指示 1: 課題文から、「筋原性酵素であるクレアチンホ」で始まり「と腎不全の関連が考えられた。」で終わる部分を、一字も変えずに書き出してください。
指示 2: 課題文によると、第二回血液透析は何時に終了しましたか。

***** 課題文

午後四時より第二回血液透析を開始し同九時一分に終了した。透析の結果、<1> 尿素窒素は一三三・二から八四・六mg/dl、<2> クレアチニン値は一一・一から七・一mg/dl、<3> カリウム値は四・五から三・七ミリ当量/lとなつた。

筋原性酵素であるクレアチンホスホキナーゼ(CPK)は透析前に一五四三U(基準値〇ないし四五U)、アスパラギン酸アミノ基転移酵素(GOT)は透析前が三九八KU、透析後二六四KU(基準値五ないし四〇KU)、乳酸脱水素酵素(LDH)は透析前一九七一U、透析後一九六七U(基準値二二五ないし四五〇U)といずれも高い値を示しており、筋原性物質の血中融出と腎不全の関連が考えられた。

この日の尿量は、午前六時に少量、同一〇時に二、三滴であつた。午後一〇時の尿には潜血反応(+++)、蛋白(+++)がみられた。

この日、大腿静脈にカテーテルを挿入するための外科的手技(切開)を行つたことから感染防止のため午後九時二五分、エポセリン二gを投与された。

**********
***** 提供データ

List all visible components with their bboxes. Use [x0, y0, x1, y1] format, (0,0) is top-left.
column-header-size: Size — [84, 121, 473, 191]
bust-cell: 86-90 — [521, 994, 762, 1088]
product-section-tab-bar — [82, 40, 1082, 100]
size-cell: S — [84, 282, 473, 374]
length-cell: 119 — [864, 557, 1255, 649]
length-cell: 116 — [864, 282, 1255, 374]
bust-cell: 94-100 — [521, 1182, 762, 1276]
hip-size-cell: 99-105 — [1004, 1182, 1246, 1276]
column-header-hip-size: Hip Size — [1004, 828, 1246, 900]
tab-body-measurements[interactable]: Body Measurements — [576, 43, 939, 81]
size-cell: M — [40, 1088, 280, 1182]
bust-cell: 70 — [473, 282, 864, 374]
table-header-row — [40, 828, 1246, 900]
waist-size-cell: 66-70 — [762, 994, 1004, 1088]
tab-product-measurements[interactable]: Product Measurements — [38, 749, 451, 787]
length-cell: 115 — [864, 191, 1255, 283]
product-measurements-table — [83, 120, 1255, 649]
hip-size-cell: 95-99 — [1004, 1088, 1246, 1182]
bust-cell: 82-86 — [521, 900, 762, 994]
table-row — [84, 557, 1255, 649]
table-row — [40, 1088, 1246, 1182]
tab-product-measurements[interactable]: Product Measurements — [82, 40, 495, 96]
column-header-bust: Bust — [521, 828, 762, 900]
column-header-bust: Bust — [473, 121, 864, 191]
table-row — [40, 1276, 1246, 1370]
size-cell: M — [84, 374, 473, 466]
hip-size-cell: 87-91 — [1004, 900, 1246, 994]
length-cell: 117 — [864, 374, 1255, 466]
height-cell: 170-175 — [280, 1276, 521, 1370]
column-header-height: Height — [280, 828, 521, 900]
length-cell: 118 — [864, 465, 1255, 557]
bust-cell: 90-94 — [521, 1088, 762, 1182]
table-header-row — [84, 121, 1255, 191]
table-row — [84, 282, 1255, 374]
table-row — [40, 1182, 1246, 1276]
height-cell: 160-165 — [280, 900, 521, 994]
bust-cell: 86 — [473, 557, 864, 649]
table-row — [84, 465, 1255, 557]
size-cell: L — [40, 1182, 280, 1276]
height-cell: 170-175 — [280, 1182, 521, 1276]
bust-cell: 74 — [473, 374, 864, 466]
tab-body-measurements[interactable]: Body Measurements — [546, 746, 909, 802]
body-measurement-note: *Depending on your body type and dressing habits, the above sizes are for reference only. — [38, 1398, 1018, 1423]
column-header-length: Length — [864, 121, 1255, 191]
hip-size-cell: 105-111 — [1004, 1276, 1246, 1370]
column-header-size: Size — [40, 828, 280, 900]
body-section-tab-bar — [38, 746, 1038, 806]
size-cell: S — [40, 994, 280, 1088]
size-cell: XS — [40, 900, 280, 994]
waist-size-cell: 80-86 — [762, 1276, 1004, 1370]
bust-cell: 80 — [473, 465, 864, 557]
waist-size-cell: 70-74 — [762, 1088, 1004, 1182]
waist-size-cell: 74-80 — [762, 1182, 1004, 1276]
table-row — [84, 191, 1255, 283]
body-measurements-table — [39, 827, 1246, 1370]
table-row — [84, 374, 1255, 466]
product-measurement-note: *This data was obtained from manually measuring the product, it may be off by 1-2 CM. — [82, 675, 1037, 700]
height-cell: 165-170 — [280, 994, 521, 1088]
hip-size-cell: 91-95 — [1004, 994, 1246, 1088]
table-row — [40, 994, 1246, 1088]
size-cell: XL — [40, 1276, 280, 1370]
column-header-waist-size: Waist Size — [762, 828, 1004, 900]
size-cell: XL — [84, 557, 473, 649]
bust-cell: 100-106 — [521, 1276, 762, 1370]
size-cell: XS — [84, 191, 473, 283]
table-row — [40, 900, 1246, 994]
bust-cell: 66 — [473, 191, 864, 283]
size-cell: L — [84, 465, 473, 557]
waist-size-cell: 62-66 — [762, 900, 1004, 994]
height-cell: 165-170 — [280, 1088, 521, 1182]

**********

解答欄 1:
筋原性酵素であるクレアチンホスホキナーゼ(CPK)は透析前に一五四三U(基準値〇ないし四五U)、アスパラギン酸アミノ基転移酵素(GOT)は透析前が三九八KU、透析後二六四KU(基準値五ないし四〇KU)、乳酸脱水素酵素(LDH)は透析前一九七一U、透析後一九六七U(基準値二二五ないし四五〇U)といずれも高い値を示しており、筋原性物質の血中融出と腎不全の関連が考えられた。

解答欄 2: 午後九時一分です。